Please transcribe the data below exactly. Leave the pictures out.

━━━ Raw records

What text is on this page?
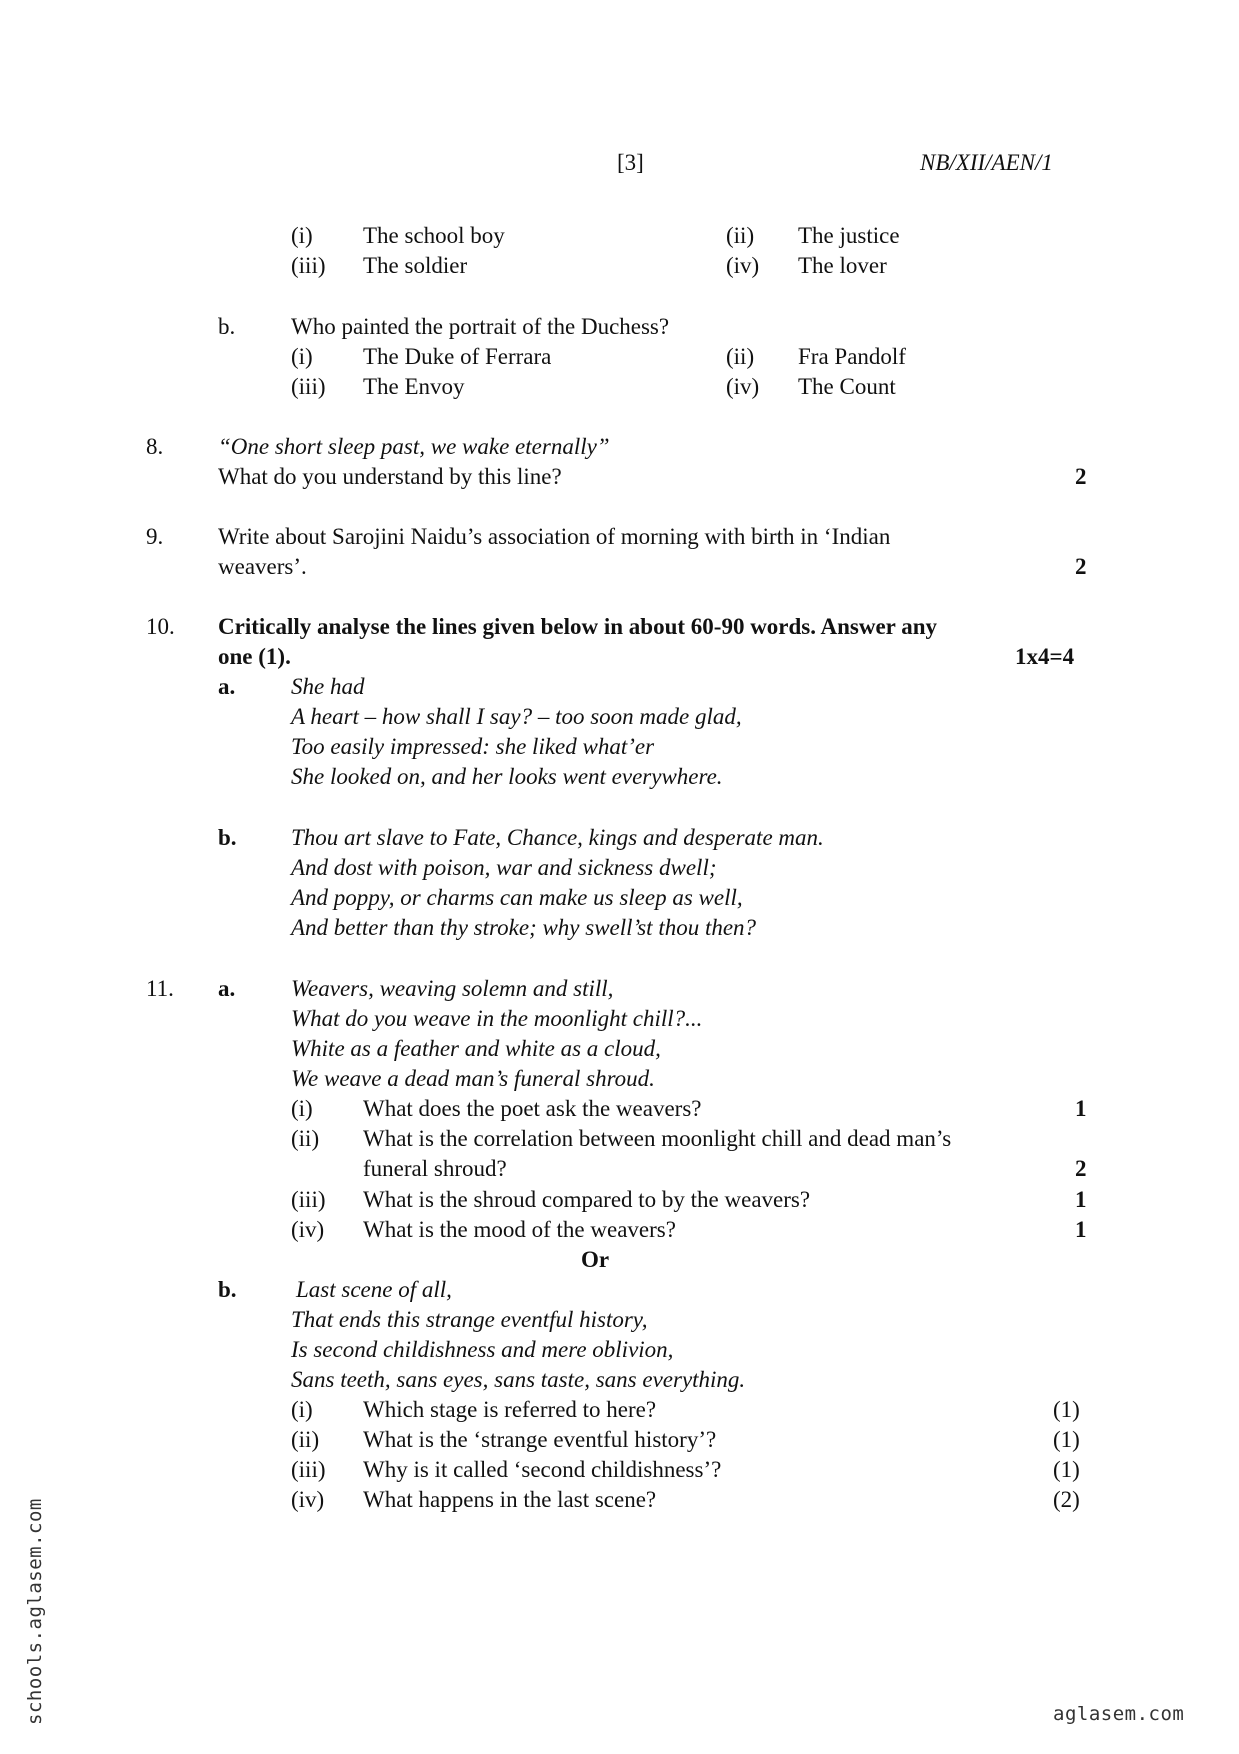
[3]	NB/XII/AEN/1
(i) The school boy	(ii) The justice
(iii) The soldier	(iv) The lover
b. Who painted the portrait of the Duchess?
(i) The Duke of Ferrara	(ii) Fra Pandolf
(iii) The Envoy	(iv) The Count
8. “One short sleep past, we wake eternally”
What do you understand by this line?	2
9. Write about Sarojini Naidu’s association of morning with birth in ‘Indian
weavers’.	2
10. Critically analyse the lines given below in about 60-90 words. Answer any
one (1).	1x4=4
a. She had
A heart – how shall I say? – too soon made glad,
Too easily impressed: she liked what’er
She looked on, and her looks went everywhere.
b. Thou art slave to Fate, Chance, kings and desperate man.
And dost with poison, war and sickness dwell;
And poppy, or charms can make us sleep as well,
And better than thy stroke; why swell’st thou then?
11. a. Weavers, weaving solemn and still,
What do you weave in the moonlight chill?...
White as a feather and white as a cloud,
We weave a dead man’s funeral shroud.
(i) What does the poet ask the weavers?	1
(ii) What is the correlation between moonlight chill and dead man’s
funeral shroud?	2
(iii) What is the shroud compared to by the weavers?	1
(iv) What is the mood of the weavers?	1
Or
b.	Last scene of all,
That ends this strange eventful history,
Is second childishness and mere oblivion,
Sans teeth, sans eyes, sans taste, sans everything.
(i) Which stage is referred to here?	(1)
(ii) What is the ‘strange eventful history’?	(1)
(iii) Why is it called ‘second childishness’?	(1)
(iv) What happens in the last scene?	(2)
schools.aglasem.com	aglasem.com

━━━━━━

### Solved problem
What text is on this page?
[3]	NB/XII/AEN/1
(i) The school boy	(ii) The justice
(iii) The soldier	(iv) The lover
b. Who painted the portrait of the Duchess?
(i) The Duke of Ferrara	(ii) Fra Pandolf
(iii) The Envoy	(iv) The Count
8. “One short sleep past, we wake eternally”
What do you understand by this line?	2
9. Write about Sarojini Naidu’s association of morning with birth in ‘Indian
weavers’.	2
10. Critically analyse the lines given below in about 60-90 words. Answer any
one (1).	1x4=4
a. She had
A heart – how shall I say? – too soon made glad,
Too easily impressed: she liked what’er
She looked on, and her looks went everywhere.
b. Thou art slave to Fate, Chance, kings and desperate man.
And dost with poison, war and sickness dwell;
And poppy, or charms can make us sleep as well,
And better than thy stroke; why swell’st thou then?
11. a. Weavers, weaving solemn and still,
What do you weave in the moonlight chill?...
White as a feather and white as a cloud,
We weave a dead man’s funeral shroud.
(i) What does the poet ask the weavers?	1
(ii) What is the correlation between moonlight chill and dead man’s
funeral shroud?	2
(iii) What is the shroud compared to by the weavers?	1
(iv) What is the mood of the weavers?	1
Or
b.	Last scene of all,
That ends this strange eventful history,
Is second childishness and mere oblivion,
Sans teeth, sans eyes, sans taste, sans everything.
(i) Which stage is referred to here?	(1)
(ii) What is the ‘strange eventful history’?	(1)
(iii) Why is it called ‘second childishness’?	(1)
(iv) What happens in the last scene?	(2)
schools.aglasem.com	aglasem.com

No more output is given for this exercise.